>> begin Records shown

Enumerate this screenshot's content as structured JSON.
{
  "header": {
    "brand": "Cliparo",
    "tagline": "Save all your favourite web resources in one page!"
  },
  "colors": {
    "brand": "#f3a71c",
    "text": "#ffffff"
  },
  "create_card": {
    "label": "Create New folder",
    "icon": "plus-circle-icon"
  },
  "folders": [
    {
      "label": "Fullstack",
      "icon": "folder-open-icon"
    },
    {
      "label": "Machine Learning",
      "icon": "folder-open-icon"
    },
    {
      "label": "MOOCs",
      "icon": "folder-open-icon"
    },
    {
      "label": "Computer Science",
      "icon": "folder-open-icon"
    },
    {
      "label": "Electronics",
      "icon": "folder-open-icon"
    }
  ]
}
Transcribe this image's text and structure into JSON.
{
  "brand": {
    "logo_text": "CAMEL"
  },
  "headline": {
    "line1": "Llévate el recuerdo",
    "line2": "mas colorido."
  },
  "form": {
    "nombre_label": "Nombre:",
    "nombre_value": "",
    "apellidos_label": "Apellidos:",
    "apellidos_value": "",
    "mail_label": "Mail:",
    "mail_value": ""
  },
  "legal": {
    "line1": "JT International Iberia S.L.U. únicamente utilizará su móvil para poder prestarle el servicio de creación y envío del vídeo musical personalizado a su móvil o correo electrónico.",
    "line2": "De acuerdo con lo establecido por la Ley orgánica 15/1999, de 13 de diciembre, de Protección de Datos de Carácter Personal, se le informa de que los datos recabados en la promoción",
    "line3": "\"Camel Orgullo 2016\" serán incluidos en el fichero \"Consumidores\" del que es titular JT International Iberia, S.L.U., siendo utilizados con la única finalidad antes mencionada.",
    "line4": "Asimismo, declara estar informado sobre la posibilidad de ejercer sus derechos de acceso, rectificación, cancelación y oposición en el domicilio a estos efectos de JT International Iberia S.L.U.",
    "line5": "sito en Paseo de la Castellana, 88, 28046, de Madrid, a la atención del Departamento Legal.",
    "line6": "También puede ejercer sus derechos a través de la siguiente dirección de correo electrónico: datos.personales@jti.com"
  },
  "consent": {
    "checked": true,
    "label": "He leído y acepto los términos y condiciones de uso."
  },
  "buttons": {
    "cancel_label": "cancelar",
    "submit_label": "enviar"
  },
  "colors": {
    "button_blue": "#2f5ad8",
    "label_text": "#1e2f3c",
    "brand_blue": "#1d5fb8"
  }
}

>> end Records shown

* **What is required**:
Reproduce each record shown above without altering a single word.

* **Written response**:
Enumerate this screenshot's content as structured JSON.
{
  "header": {
    "brand": "Cliparo",
    "tagline": "Save all your favourite web resources in one page!"
  },
  "colors": {
    "brand": "#f3a71c",
    "text": "#ffffff"
  },
  "create_card": {
    "label": "Create New folder",
    "icon": "plus-circle-icon"
  },
  "folders": [
    {
      "label": "Fullstack",
      "icon": "folder-open-icon"
    },
    {
      "label": "Machine Learning",
      "icon": "folder-open-icon"
    },
    {
      "label": "MOOCs",
      "icon": "folder-open-icon"
    },
    {
      "label": "Computer Science",
      "icon": "folder-open-icon"
    },
    {
      "label": "Electronics",
      "icon": "folder-open-icon"
    }
  ]
}
Transcribe this image's text and structure into JSON.
{
  "brand": {
    "logo_text": "CAMEL"
  },
  "headline": {
    "line1": "Llévate el recuerdo",
    "line2": "mas colorido."
  },
  "form": {
    "nombre_label": "Nombre:",
    "nombre_value": "",
    "apellidos_label": "Apellidos:",
    "apellidos_value": "",
    "mail_label": "Mail:",
    "mail_value": ""
  },
  "legal": {
    "line1": "JT International Iberia S.L.U. únicamente utilizará su móvil para poder prestarle el servicio de creación y envío del vídeo musical personalizado a su móvil o correo electrónico.",
    "line2": "De acuerdo con lo establecido por la Ley orgánica 15/1999, de 13 de diciembre, de Protección de Datos de Carácter Personal, se le informa de que los datos recabados en la promoción",
    "line3": "\"Camel Orgullo 2016\" serán incluidos en el fichero \"Consumidores\" del que es titular JT International Iberia, S.L.U., siendo utilizados con la única finalidad antes mencionada.",
    "line4": "Asimismo, declara estar informado sobre la posibilidad de ejercer sus derechos de acceso, rectificación, cancelación y oposición en el domicilio a estos efectos de JT International Iberia S.L.U.",
    "line5": "sito en Paseo de la Castellana, 88, 28046, de Madrid, a la atención del Departamento Legal.",
    "line6": "También puede ejercer sus derechos a través de la siguiente dirección de correo electrónico: datos.personales@jti.com"
  },
  "consent": {
    "checked": true,
    "label": "He leído y acepto los términos y condiciones de uso."
  },
  "buttons": {
    "cancel_label": "cancelar",
    "submit_label": "enviar"
  },
  "colors": {
    "button_blue": "#2f5ad8",
    "label_text": "#1e2f3c",
    "brand_blue": "#1d5fb8"
  }
}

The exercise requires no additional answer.